→ WHAT YOU WILL DO
Reproduce each record exactly.

□ □ □

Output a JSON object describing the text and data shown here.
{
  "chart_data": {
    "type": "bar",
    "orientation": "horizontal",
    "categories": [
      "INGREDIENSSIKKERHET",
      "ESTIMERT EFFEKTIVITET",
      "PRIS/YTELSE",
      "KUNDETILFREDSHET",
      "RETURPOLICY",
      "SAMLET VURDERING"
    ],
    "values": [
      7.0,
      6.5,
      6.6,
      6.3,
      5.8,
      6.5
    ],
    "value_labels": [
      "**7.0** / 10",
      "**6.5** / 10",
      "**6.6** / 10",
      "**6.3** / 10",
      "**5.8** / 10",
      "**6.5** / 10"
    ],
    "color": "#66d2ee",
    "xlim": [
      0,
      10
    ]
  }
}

□ □ □

→ CORRECT RESPONSE
Output a JSON object describing the text and data shown here.
{
  "chart_data": {
    "type": "bar",
    "orientation": "horizontal",
    "categories": [
      "INGREDIENSSIKKERHET",
      "ESTIMERT EFFEKTIVITET",
      "PRIS/YTELSE",
      "KUNDETILFREDSHET",
      "RETURPOLICY",
      "SAMLET VURDERING"
    ],
    "values": [
      7.0,
      6.5,
      6.6,
      6.3,
      5.8,
      6.5
    ],
    "value_labels": [
      "**7.0** / 10",
      "**6.5** / 10",
      "**6.6** / 10",
      "**6.3** / 10",
      "**5.8** / 10",
      "**6.5** / 10"
    ],
    "color": "#66d2ee",
    "xlim": [
      0,
      10
    ]
  }
}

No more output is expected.